# Set problem
Pull every line holding the string "Joint" from the records below.

Start of Material supplied

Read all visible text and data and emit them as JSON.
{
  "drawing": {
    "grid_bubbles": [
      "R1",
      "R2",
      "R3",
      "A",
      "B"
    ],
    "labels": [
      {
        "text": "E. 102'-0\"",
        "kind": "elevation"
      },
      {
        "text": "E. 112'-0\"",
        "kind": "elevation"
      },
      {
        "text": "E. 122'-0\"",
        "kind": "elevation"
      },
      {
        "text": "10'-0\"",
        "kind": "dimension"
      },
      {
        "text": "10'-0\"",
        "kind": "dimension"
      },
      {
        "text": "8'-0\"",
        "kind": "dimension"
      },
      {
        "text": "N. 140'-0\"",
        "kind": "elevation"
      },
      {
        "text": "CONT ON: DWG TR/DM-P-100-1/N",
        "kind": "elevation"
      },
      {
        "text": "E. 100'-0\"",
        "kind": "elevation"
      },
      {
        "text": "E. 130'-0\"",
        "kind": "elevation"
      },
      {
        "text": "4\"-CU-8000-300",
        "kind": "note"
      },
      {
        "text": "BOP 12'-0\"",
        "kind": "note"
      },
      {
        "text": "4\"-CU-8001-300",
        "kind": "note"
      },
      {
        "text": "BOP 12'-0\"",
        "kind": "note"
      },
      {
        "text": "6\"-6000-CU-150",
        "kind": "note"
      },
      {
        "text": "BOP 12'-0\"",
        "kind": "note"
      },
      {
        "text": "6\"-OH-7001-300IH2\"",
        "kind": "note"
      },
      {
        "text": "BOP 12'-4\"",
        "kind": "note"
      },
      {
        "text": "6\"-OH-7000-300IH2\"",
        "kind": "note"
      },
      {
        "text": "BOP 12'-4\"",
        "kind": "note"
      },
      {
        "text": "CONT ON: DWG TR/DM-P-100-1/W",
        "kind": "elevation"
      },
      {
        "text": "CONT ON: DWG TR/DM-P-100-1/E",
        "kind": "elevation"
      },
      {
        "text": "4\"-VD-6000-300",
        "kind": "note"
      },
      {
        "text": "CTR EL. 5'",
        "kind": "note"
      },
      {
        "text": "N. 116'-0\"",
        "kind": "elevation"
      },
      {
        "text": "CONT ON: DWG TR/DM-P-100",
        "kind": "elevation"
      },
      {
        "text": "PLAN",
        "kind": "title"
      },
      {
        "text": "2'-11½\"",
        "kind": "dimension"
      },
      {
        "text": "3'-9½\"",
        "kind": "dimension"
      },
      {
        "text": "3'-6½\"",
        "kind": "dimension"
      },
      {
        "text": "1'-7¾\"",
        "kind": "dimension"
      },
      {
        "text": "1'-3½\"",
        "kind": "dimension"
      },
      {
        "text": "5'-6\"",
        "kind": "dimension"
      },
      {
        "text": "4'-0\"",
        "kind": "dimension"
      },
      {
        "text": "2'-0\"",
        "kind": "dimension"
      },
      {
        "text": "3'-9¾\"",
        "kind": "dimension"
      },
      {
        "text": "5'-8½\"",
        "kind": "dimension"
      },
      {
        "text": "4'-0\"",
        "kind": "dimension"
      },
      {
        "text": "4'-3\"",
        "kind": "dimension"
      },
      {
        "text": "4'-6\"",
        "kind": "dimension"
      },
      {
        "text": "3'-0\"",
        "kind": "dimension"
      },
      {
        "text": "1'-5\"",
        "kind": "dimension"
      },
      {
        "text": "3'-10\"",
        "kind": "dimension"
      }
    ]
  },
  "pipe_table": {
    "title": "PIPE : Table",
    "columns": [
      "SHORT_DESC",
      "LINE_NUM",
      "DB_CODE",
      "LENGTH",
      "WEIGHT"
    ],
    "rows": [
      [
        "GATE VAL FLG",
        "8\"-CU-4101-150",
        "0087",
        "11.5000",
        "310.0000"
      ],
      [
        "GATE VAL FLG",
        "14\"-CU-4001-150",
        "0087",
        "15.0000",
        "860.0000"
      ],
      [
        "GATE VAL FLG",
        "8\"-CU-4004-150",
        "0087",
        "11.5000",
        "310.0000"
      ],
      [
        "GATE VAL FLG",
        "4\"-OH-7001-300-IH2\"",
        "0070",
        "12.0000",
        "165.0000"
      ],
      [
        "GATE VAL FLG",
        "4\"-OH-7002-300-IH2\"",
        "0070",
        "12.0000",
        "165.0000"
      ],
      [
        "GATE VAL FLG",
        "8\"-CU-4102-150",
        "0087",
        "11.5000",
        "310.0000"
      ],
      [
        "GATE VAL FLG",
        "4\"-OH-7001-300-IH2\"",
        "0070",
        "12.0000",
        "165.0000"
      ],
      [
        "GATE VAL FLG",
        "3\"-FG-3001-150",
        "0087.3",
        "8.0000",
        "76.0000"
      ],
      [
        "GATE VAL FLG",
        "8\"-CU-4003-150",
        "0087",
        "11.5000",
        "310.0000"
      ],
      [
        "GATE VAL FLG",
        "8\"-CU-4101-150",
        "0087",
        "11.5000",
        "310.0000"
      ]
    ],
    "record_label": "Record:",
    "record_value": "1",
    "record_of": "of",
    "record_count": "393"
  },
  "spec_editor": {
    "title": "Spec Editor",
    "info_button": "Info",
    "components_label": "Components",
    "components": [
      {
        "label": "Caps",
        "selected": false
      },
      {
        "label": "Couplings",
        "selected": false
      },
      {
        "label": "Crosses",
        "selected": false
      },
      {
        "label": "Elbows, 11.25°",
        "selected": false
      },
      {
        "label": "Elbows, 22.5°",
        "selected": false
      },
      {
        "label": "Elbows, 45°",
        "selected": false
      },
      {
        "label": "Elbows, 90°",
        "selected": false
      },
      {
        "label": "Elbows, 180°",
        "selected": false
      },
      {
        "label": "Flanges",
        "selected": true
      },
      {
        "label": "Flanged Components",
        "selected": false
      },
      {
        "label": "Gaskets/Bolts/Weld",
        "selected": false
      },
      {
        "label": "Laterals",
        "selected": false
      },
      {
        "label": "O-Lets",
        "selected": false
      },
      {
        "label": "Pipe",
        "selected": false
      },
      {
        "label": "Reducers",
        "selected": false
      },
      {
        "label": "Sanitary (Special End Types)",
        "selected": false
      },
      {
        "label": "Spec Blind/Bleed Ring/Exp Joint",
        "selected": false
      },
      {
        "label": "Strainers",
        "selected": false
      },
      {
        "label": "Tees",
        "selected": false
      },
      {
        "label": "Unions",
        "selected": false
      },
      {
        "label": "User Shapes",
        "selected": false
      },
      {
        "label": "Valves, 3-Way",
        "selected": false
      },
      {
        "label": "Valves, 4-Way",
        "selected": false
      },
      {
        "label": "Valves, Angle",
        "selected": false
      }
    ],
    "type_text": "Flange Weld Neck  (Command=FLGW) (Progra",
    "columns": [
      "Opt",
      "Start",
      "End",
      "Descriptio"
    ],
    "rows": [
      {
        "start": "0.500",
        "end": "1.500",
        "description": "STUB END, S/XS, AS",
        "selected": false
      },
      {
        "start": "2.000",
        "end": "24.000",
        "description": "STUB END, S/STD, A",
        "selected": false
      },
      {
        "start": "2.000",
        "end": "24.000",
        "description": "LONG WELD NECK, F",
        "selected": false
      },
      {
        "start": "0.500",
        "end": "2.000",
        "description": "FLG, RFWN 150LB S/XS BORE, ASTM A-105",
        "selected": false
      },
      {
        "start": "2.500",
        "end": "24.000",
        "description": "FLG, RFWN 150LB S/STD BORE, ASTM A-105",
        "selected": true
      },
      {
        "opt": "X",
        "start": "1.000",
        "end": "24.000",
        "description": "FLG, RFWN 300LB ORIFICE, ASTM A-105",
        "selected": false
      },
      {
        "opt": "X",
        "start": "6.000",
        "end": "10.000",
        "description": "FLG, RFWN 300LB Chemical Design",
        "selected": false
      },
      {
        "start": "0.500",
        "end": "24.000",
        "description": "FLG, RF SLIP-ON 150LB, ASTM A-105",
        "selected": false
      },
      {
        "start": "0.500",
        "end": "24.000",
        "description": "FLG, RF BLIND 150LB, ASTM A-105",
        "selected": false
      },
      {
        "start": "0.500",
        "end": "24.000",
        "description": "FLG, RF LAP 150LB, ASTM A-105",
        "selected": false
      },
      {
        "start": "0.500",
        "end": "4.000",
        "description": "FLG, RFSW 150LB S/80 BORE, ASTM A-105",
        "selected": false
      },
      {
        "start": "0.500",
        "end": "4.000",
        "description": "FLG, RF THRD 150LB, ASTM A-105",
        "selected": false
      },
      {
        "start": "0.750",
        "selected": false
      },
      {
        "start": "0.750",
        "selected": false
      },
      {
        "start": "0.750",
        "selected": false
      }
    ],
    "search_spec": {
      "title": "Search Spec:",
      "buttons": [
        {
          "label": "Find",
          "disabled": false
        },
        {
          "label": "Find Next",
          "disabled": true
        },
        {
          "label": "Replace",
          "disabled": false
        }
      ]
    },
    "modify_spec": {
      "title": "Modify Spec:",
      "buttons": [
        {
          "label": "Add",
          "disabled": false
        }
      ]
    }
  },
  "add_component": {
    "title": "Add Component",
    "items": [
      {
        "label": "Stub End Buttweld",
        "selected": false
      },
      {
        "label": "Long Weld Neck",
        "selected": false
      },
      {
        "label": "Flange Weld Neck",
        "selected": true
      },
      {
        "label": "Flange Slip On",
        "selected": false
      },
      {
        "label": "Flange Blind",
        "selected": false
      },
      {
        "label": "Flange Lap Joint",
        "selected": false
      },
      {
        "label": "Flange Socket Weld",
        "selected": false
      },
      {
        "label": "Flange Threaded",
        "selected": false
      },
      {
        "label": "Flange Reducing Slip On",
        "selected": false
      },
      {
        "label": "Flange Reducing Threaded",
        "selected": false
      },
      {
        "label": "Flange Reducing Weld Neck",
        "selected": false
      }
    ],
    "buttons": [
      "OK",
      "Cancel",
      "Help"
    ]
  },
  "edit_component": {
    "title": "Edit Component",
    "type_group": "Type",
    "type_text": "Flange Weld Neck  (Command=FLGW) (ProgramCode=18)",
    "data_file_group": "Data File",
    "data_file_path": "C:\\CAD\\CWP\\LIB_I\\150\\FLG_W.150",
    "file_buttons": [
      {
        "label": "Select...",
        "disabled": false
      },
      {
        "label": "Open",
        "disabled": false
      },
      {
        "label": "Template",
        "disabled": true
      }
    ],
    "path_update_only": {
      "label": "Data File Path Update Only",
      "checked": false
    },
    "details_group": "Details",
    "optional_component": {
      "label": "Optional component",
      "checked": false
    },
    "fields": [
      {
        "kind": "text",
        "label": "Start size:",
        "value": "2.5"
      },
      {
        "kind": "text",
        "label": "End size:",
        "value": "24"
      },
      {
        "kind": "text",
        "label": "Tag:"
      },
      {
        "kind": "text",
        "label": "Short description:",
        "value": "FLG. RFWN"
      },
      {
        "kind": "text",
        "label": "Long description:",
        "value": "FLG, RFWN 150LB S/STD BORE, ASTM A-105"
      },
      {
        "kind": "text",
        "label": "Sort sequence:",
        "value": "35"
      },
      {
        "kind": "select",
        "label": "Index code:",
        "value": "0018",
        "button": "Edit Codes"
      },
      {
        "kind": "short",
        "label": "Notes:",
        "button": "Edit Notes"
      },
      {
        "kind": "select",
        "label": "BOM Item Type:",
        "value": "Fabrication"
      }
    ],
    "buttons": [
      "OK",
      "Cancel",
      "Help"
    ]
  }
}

End of Material supplied

# Result of this task
        "label": "Spec Blind/Bleed Ring/Exp Joint",
        "label": "Flange Lap Joint",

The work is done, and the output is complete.